__Aim of the exercise__
From the listing below, pick out each line with the word "this".

[Collected data entries]
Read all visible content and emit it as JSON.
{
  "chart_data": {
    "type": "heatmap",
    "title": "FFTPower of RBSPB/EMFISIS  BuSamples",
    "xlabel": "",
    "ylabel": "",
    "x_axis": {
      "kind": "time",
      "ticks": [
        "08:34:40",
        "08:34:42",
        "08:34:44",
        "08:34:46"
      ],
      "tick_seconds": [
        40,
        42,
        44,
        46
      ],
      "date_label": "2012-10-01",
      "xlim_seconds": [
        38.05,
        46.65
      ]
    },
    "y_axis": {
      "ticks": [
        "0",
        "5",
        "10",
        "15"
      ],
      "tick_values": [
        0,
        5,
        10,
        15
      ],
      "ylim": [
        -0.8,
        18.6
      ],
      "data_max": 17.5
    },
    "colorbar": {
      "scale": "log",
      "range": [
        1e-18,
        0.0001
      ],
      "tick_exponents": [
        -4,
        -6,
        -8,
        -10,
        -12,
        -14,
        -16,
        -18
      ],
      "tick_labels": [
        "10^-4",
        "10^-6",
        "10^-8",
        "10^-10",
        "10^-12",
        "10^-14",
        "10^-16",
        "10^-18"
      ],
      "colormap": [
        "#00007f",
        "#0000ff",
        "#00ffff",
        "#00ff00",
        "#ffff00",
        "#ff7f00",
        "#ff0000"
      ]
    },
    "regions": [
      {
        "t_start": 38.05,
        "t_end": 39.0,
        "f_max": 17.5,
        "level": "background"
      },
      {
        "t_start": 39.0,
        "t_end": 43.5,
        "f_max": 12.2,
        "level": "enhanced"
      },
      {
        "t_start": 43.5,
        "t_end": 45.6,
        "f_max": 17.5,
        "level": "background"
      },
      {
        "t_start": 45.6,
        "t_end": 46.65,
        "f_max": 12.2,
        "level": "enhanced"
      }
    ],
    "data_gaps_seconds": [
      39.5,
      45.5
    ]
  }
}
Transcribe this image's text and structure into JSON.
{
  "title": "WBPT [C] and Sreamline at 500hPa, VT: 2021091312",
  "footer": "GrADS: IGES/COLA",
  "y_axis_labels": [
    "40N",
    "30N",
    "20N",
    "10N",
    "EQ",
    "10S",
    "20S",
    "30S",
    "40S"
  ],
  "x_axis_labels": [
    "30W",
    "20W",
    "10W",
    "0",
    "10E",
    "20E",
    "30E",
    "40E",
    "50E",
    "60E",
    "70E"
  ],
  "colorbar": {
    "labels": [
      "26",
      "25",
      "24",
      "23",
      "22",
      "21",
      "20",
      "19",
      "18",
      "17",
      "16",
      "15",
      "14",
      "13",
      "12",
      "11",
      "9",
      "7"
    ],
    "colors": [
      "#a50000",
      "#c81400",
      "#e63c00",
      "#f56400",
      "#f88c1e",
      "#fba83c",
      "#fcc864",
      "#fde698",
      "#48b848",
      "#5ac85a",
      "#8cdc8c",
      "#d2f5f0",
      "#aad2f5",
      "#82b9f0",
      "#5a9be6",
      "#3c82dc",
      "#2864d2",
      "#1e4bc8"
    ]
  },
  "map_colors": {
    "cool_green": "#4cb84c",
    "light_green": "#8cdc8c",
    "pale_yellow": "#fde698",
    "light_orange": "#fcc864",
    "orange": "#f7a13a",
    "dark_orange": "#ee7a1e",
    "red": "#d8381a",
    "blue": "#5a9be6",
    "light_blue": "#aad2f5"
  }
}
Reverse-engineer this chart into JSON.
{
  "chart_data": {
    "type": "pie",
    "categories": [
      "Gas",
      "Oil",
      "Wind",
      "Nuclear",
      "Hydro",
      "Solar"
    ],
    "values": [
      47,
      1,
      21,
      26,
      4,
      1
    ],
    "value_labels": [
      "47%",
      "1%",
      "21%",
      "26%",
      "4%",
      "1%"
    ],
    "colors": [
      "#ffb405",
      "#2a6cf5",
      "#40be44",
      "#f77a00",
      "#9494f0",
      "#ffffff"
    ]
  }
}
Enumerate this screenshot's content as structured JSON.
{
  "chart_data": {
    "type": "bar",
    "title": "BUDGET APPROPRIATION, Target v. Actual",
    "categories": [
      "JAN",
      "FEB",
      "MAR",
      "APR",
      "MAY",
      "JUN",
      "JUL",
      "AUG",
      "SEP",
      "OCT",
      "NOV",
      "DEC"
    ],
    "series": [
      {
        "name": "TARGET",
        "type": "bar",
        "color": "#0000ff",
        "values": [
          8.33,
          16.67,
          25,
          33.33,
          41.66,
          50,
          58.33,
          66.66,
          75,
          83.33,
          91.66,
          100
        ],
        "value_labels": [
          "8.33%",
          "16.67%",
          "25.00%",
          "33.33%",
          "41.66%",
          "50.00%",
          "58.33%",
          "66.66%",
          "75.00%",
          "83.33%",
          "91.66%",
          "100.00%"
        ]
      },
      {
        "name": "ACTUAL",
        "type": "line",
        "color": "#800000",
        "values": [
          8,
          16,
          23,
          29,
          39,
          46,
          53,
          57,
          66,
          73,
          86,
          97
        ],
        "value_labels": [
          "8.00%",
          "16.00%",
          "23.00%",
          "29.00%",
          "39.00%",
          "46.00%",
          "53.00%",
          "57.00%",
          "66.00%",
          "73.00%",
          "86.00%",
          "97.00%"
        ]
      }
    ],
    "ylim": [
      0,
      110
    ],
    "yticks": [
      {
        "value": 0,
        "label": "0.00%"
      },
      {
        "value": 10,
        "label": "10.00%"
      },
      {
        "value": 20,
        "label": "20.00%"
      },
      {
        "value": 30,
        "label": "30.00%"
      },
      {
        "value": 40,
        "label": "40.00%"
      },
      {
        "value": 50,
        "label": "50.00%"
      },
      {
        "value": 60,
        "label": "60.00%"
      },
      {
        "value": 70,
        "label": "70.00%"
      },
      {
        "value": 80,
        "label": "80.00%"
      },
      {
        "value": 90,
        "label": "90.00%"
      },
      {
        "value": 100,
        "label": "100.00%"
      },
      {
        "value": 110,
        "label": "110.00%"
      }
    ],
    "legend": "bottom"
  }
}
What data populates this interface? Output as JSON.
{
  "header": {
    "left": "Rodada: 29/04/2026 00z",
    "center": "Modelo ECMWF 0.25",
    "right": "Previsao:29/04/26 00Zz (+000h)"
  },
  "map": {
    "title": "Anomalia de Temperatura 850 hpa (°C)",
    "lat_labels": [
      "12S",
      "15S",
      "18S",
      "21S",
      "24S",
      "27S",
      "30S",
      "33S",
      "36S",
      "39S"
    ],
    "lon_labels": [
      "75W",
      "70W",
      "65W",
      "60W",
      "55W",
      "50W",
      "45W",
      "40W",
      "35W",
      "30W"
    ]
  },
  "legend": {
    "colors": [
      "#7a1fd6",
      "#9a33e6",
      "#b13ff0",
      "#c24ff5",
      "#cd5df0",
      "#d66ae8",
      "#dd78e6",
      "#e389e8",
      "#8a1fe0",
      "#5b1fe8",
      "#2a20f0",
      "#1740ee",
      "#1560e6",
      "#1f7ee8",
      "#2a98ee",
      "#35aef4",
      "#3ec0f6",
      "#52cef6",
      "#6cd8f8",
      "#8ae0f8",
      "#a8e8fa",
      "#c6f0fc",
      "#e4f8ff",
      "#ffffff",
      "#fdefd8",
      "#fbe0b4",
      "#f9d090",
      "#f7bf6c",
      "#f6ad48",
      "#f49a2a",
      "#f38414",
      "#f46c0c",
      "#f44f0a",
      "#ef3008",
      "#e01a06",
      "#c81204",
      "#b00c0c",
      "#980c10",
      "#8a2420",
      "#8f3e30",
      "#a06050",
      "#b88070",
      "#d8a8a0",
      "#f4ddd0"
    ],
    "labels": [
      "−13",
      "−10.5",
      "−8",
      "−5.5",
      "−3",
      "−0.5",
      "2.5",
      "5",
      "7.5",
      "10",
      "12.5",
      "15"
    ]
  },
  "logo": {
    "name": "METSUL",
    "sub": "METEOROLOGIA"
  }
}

__Task output__
Transcribe this image's text and structure into JSON.
Reverse-engineer this chart into JSON.
Enumerate this screenshot's content as structured JSON.
What data populates this interface? Output as JSON.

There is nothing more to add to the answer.